◆ To do
All of the entries must be reproduced exactly, with no images carried over.

[Dataset excerpts]
· · · · ·
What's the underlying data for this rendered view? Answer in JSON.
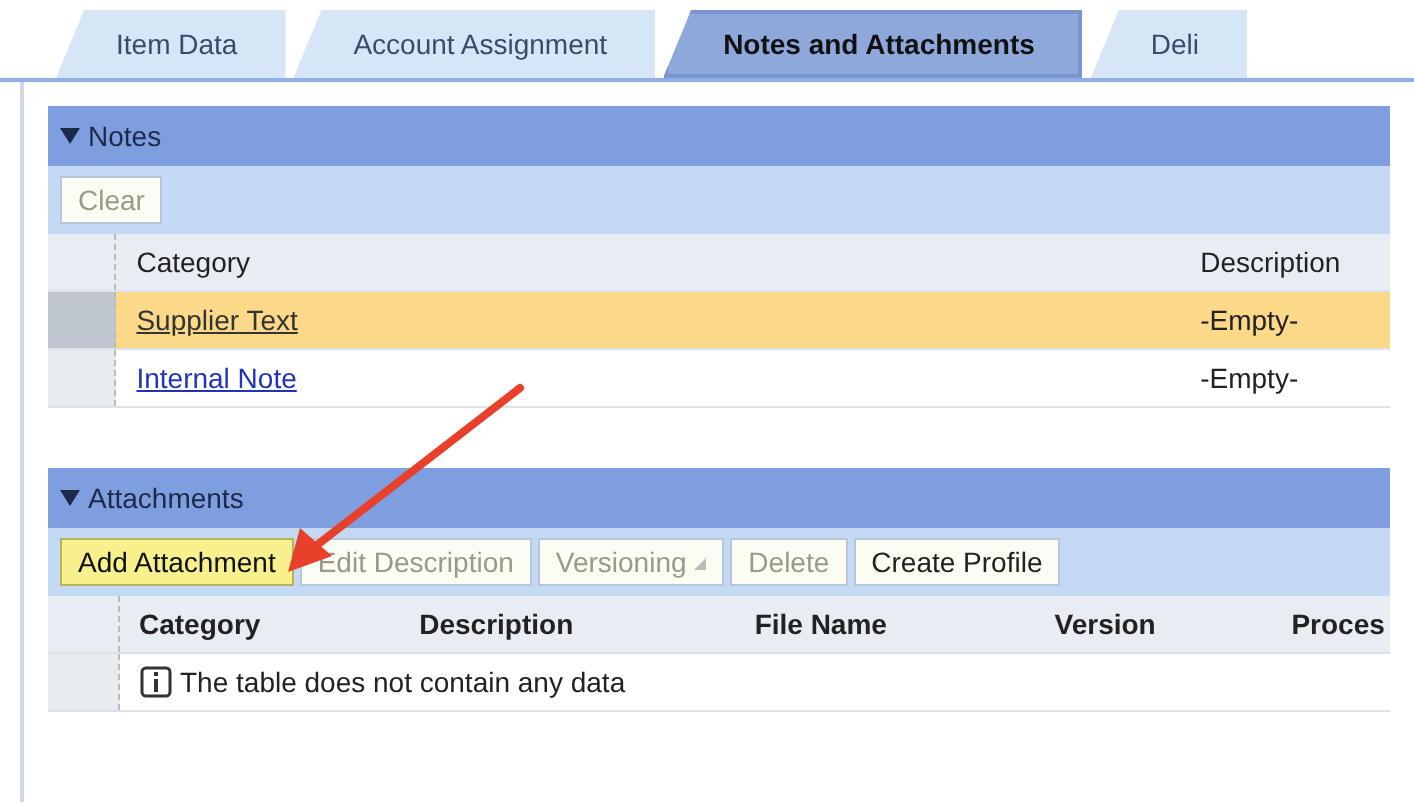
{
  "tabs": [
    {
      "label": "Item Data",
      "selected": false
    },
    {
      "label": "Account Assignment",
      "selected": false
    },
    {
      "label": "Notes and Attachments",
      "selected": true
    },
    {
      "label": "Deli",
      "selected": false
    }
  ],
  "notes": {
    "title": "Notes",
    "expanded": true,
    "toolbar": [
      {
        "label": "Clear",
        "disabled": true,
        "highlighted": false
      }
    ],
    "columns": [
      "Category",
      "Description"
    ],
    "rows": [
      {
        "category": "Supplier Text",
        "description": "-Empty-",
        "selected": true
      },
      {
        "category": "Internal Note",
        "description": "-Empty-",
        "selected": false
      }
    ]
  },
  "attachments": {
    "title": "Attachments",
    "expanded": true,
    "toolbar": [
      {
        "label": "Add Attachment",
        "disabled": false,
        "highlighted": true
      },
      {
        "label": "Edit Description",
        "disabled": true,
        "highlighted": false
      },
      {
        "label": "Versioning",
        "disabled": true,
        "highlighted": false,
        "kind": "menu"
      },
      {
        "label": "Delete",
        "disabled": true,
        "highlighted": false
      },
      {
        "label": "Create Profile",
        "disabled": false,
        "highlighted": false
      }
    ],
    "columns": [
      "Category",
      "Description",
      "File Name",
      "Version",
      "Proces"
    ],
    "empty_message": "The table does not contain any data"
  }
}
· · · · ·
◆ Result of this exercise
What's the underlying data for this rendered view? Answer in JSON.
{
  "tabs": [
    {
      "label": "Item Data",
      "selected": false
    },
    {
      "label": "Account Assignment",
      "selected": false
    },
    {
      "label": "Notes and Attachments",
      "selected": true
    },
    {
      "label": "Deli",
      "selected": false
    }
  ],
  "notes": {
    "title": "Notes",
    "expanded": true,
    "toolbar": [
      {
        "label": "Clear",
        "disabled": true,
        "highlighted": false
      }
    ],
    "columns": [
      "Category",
      "Description"
    ],
    "rows": [
      {
        "category": "Supplier Text",
        "description": "-Empty-",
        "selected": true
      },
      {
        "category": "Internal Note",
        "description": "-Empty-",
        "selected": false
      }
    ]
  },
  "attachments": {
    "title": "Attachments",
    "expanded": true,
    "toolbar": [
      {
        "label": "Add Attachment",
        "disabled": false,
        "highlighted": true
      },
      {
        "label": "Edit Description",
        "disabled": true,
        "highlighted": false
      },
      {
        "label": "Versioning",
        "disabled": true,
        "highlighted": false,
        "kind": "menu"
      },
      {
        "label": "Delete",
        "disabled": true,
        "highlighted": false
      },
      {
        "label": "Create Profile",
        "disabled": false,
        "highlighted": false
      }
    ],
    "columns": [
      "Category",
      "Description",
      "File Name",
      "Version",
      "Proces"
    ],
    "empty_message": "The table does not contain any data"
  }
}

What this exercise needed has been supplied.